### Goal
Copy every line in which the string "dihedral" occurs.

### Given information
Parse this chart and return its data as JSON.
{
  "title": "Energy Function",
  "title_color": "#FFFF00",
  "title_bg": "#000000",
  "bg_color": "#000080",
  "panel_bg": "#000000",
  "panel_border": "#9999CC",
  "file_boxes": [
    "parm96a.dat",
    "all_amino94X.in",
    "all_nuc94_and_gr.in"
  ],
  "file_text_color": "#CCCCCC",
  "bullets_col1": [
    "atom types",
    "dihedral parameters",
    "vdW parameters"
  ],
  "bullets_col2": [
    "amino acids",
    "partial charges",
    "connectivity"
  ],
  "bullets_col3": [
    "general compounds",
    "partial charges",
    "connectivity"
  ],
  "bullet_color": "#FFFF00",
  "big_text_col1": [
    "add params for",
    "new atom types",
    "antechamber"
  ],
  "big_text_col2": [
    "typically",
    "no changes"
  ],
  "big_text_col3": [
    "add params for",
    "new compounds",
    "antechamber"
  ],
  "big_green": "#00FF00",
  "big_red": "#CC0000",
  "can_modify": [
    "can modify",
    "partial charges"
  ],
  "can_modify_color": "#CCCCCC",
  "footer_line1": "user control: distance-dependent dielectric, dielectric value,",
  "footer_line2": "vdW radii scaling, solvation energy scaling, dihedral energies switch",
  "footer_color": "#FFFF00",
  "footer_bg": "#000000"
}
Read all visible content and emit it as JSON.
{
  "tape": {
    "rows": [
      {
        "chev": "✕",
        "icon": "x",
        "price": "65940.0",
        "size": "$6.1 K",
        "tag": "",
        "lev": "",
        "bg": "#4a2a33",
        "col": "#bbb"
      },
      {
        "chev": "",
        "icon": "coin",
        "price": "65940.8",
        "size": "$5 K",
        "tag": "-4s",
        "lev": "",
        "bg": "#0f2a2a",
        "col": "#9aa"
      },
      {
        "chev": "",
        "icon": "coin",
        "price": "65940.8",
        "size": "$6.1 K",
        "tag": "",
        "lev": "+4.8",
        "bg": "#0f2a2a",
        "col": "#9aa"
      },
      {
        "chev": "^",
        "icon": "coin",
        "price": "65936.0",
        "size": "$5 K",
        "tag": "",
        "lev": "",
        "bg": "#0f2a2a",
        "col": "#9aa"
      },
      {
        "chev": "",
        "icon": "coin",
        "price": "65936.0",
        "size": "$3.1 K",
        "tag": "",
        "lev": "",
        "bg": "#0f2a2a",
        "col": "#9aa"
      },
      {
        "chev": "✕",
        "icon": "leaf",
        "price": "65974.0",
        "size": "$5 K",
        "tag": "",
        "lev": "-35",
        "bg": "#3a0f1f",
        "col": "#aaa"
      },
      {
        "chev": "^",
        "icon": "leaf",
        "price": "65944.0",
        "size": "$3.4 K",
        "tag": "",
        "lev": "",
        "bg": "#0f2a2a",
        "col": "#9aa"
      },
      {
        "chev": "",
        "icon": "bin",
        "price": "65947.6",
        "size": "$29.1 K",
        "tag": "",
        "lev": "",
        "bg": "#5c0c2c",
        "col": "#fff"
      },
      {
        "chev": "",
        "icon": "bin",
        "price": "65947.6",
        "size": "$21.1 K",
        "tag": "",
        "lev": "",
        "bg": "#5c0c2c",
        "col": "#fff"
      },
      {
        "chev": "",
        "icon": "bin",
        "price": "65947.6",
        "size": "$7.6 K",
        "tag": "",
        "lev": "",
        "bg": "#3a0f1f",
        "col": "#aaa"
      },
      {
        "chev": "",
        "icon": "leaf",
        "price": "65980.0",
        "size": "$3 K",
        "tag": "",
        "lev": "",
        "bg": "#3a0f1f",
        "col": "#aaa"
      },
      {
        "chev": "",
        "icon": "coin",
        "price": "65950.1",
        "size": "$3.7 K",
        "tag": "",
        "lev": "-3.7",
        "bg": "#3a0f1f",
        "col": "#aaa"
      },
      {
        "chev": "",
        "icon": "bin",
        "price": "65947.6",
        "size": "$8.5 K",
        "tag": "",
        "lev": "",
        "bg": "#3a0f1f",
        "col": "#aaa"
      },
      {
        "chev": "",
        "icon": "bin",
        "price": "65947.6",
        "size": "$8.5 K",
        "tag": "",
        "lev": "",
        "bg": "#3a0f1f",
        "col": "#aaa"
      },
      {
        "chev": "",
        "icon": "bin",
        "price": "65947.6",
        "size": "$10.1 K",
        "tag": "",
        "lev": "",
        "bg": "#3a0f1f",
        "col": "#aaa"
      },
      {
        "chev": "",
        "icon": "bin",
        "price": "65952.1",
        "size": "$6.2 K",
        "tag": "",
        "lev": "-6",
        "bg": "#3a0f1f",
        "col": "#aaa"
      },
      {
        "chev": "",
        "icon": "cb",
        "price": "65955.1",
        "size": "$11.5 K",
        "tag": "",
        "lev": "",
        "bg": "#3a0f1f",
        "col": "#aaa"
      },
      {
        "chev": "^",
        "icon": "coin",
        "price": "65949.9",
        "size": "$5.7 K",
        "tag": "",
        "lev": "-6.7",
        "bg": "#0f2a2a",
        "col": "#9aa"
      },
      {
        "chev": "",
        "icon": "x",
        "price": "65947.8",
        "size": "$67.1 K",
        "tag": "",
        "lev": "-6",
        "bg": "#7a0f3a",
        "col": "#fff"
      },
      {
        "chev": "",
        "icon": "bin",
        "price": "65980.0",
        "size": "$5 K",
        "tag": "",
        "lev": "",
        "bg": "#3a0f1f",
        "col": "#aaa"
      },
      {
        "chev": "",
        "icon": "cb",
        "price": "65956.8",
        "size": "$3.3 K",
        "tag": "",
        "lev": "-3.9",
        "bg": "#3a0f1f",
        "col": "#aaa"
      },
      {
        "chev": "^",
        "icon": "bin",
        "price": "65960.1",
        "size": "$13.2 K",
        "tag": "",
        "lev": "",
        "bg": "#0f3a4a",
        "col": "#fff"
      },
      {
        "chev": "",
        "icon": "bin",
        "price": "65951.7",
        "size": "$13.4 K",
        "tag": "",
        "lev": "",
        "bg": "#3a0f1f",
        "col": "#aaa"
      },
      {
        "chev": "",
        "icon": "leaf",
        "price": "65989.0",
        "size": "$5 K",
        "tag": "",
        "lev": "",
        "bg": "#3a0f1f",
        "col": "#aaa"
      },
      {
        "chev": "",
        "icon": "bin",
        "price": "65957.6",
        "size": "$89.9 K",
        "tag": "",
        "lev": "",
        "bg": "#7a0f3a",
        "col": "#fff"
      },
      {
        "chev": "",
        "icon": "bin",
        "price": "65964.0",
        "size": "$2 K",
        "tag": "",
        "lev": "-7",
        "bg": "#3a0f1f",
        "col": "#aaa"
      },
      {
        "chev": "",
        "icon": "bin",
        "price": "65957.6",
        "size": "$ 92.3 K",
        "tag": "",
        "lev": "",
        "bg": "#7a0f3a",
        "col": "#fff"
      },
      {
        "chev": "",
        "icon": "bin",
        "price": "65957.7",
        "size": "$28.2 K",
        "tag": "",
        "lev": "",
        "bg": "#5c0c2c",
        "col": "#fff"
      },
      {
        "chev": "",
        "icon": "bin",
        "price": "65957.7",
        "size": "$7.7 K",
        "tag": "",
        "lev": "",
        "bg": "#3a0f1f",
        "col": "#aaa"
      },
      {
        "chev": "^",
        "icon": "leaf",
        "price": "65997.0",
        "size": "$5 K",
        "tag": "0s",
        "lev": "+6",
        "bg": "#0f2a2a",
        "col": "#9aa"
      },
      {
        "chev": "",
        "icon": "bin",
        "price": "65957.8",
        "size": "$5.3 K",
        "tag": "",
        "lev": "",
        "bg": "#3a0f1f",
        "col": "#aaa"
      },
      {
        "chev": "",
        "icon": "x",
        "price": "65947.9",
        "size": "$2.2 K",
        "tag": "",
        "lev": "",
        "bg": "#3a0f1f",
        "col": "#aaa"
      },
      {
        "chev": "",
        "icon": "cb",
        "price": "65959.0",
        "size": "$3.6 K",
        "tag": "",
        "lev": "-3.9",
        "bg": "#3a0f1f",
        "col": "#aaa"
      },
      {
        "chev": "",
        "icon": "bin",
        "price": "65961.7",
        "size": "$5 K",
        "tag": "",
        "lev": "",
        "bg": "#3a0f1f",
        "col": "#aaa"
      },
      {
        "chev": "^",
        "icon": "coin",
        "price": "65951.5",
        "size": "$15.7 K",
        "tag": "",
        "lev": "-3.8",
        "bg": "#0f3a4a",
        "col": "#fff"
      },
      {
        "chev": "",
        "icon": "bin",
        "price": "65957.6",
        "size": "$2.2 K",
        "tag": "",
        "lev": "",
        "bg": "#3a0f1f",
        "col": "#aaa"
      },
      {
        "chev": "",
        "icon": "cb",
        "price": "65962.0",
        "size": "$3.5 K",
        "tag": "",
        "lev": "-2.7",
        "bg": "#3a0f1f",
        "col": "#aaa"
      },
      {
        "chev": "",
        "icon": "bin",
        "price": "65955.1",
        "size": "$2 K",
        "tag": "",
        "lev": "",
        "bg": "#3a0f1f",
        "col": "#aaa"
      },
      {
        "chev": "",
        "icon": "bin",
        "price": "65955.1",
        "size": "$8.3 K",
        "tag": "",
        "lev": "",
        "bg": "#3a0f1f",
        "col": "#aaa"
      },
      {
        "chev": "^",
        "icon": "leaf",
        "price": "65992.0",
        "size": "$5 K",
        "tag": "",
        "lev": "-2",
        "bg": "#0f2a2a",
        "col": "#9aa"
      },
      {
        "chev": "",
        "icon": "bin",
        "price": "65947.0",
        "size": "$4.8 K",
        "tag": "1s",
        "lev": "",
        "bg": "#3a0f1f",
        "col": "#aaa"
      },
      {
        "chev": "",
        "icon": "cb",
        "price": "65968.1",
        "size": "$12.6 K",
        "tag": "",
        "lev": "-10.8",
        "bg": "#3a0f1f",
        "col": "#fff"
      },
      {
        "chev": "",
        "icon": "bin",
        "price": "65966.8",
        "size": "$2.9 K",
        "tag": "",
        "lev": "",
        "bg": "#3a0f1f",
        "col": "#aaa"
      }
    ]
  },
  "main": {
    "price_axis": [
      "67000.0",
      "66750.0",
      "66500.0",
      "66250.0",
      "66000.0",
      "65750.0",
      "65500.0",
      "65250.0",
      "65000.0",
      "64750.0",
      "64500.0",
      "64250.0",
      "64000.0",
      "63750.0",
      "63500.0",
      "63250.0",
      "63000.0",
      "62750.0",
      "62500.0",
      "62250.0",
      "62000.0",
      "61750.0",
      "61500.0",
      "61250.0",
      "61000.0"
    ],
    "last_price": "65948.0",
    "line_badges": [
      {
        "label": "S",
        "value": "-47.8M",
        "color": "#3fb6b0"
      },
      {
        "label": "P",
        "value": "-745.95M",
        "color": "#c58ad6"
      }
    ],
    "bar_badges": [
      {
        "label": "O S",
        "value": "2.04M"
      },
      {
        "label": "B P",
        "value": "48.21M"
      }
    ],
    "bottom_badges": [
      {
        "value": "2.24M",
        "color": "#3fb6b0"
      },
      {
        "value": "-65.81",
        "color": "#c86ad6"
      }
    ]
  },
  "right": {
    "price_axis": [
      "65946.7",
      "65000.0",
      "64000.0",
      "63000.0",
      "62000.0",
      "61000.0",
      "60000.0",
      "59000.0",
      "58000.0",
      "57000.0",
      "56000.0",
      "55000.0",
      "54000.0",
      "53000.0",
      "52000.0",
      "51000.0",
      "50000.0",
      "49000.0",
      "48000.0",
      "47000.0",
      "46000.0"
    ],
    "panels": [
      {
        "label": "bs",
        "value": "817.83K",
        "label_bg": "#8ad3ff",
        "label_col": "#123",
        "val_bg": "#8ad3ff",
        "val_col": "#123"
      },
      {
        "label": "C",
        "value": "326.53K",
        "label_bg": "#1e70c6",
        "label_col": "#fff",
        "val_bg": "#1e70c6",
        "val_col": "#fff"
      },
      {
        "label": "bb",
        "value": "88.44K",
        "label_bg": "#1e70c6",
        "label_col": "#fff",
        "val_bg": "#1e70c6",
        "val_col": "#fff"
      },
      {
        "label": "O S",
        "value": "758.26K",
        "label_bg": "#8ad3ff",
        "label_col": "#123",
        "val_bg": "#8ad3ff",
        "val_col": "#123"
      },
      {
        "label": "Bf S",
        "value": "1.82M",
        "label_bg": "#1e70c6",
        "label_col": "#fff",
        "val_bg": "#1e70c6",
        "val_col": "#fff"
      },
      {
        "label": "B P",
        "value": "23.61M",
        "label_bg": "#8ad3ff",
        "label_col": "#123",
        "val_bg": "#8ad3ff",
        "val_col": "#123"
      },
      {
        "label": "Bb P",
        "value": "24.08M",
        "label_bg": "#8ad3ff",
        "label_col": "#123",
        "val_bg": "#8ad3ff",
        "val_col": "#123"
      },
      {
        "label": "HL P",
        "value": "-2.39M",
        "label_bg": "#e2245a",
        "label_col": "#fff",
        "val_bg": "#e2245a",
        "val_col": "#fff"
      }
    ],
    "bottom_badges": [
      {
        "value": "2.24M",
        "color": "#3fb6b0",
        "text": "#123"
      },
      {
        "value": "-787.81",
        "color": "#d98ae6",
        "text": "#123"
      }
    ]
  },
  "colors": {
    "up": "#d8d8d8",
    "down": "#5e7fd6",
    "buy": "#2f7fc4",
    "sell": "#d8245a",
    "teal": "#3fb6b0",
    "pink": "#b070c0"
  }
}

### Response to the task
    "dihedral parameters",
  "footer_line2": "vdW radii scaling, solvation energy scaling, dihedral energies switch",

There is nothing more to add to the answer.